* Ausgewählter Textauszug
--------------------------------

Wie auch immer, leider hab ich keine Lösung bis anhin gefunden, doch es muss eine geben, den bei jensten Seiten funktionierts!

Hast Du etwas rausgefunden, seit deinem Beitrag am 10. August?

Wenn ja, wär ich sehr froh um die Auflösung dieses Rätsels...denn ich such schon lange nach einer Antwort.


moritures

2nd EDIT
--------

habe beim ausprobieren rausgefunden, dass es wahrscheinlich an der HTML-Deklaration liegt. Ich habe meine Dokumente, so wie Du das wohl auch getan hast, natürlich dem neusten Standart entsprechend mit der Deklaration:
*<!DOCTYPE HTML PUBLIC "-//W3C//DTD HTML 4.01 Transitional//EN">* 
ausgestattet. Leider hat diese Verison anscheinend aber noch einige Überraschungen mehr auf Lager als bis anhin gedacht. Denn leider unterstützt bloss die alte Deklaration, sprich: 
*<!DOCTYPE HTML PUBLIC "-//W3C//DTD HTML 4.0 Transitional//EN">*
die Markierungsmöglichkeit mit der Maus, so wie gewohnt im IEX!

Entweder ein offensichtlicher Bug oder es gibt irgendeine neue Art, wie man das festlegen soll.


----------

--------------------------------

* Datenauszug
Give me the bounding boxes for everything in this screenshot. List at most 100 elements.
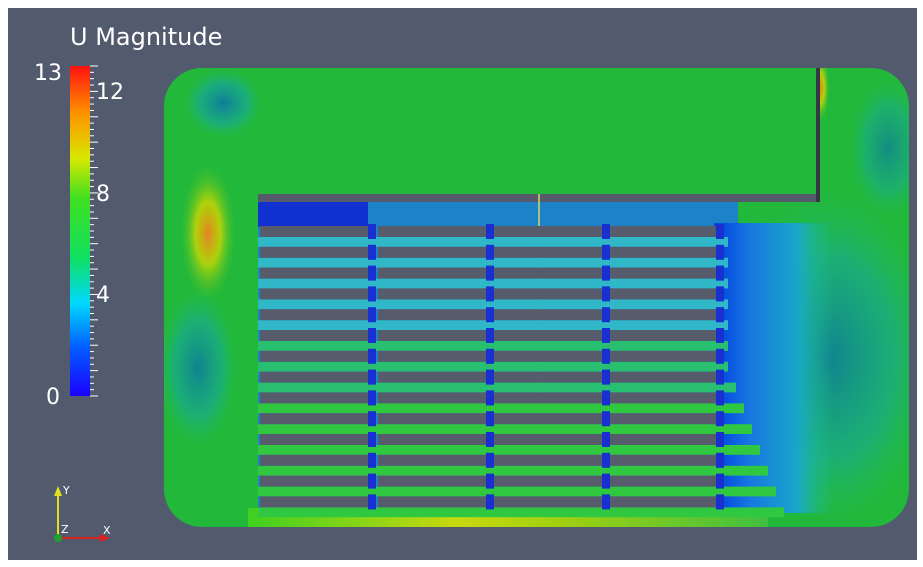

--------------------------------

* Arbeitsanweisungen
[1] Beantworten Sie anhand des Textauszugs:
(a) An welchem Datum erschien der Beitrag, nach dem sich der Verfasser erkundigt?
(b) Welche Deklaration ermöglicht laut Textauszug das Markieren mit der Maus?
(c) Welche beiden Erklärungen zieht der Verfasser am Ende in Betracht?
[2] Übertragen Sie aus dem Textauszug wortgetreu die Passage, die mit „Wie auch immer, leider“ beginnt und bis einschließlich „am 10. August?“ reicht.

* Lösungen
[1]
(a) Am 10. August.
(b) Die alte Deklaration <!DOCTYPE HTML PUBLIC "-//W3C//DTD HTML 4.0 Transitional//EN">.
(c) Entweder handelt es sich um einen offensichtlichen Bug, oder es gibt eine neue Art, wie man das festlegen soll.

[2]
Wie auch immer, leider hab ich keine Lösung bis anhin gefunden, doch es muss eine geben, den bei jensten Seiten funktionierts!

Hast Du etwas rausgefunden, seit deinem Beitrag am 10. August?